» **Exercise**
Find the lines holding "Paint" and copy them.

————

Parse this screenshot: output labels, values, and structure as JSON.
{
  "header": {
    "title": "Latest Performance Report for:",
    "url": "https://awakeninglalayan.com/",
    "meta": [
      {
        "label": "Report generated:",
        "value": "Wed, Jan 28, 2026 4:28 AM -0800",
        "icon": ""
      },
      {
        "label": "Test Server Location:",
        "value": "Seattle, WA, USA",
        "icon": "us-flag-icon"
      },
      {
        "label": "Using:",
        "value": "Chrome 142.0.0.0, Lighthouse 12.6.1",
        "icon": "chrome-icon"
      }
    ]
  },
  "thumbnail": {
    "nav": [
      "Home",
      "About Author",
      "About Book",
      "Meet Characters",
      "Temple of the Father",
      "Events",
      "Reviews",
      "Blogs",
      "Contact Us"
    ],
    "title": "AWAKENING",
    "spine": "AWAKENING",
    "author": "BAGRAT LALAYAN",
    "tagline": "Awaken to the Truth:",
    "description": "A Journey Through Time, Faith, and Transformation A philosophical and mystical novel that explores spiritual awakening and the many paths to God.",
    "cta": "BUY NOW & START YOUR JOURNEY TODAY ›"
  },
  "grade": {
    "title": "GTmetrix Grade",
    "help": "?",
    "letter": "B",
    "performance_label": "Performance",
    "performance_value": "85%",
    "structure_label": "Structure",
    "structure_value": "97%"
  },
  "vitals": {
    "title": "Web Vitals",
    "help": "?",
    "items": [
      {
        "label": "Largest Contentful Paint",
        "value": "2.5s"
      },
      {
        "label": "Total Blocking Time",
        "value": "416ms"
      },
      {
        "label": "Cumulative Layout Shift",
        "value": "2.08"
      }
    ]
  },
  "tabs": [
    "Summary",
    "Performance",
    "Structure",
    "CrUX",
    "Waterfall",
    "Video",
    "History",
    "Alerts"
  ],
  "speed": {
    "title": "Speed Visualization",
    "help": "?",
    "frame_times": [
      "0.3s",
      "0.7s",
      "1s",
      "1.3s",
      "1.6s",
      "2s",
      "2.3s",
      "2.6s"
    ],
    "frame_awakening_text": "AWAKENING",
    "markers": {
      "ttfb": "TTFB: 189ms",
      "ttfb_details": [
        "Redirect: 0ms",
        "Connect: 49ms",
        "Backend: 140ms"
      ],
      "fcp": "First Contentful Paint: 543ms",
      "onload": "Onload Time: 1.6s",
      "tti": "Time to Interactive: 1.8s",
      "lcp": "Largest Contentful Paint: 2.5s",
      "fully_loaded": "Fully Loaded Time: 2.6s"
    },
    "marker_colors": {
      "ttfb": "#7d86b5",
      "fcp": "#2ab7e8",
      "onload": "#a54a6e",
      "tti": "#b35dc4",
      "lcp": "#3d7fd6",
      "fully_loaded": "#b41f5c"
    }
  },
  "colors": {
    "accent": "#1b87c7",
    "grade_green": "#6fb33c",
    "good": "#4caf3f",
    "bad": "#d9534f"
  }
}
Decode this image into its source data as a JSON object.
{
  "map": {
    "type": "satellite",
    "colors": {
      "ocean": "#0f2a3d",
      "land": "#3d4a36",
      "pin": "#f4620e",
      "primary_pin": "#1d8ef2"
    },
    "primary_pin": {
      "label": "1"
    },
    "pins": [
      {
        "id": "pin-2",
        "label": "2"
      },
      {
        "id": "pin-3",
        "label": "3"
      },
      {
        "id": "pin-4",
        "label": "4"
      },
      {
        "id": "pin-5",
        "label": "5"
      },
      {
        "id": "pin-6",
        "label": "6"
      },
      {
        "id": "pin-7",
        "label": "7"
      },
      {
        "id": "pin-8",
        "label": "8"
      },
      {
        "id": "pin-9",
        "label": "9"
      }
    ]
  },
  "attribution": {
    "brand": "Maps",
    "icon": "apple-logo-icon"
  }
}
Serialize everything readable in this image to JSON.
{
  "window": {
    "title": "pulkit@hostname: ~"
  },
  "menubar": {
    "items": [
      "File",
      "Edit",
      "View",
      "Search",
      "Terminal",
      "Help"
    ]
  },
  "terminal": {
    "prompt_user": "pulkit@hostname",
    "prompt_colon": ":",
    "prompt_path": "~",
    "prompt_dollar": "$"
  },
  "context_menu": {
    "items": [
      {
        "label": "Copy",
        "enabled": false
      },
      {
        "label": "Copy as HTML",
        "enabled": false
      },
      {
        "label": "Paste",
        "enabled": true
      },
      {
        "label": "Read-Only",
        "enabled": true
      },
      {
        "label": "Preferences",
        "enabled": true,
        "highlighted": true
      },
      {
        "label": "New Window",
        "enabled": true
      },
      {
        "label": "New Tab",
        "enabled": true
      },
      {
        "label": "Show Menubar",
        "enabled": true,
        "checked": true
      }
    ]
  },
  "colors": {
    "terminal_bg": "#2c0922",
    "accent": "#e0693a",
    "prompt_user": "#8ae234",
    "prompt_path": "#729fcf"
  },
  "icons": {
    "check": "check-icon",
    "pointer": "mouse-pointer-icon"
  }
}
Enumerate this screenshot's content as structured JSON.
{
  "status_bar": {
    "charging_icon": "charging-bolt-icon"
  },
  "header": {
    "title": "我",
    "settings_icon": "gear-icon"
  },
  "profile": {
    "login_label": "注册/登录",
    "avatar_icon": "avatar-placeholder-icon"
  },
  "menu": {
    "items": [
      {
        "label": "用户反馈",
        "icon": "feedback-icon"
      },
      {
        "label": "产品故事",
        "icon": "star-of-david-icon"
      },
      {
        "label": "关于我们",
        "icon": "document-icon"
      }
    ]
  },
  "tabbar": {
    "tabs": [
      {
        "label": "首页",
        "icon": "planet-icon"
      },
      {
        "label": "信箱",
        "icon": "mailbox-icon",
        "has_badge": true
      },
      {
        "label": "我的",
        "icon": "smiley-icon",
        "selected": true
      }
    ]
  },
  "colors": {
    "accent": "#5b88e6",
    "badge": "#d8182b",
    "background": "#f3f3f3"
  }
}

————

» **Solution to this task**
        "label": "Largest Contentful Paint",
      "fcp": "First Contentful Paint: 543ms",
      "lcp": "Largest Contentful Paint: 2.5s",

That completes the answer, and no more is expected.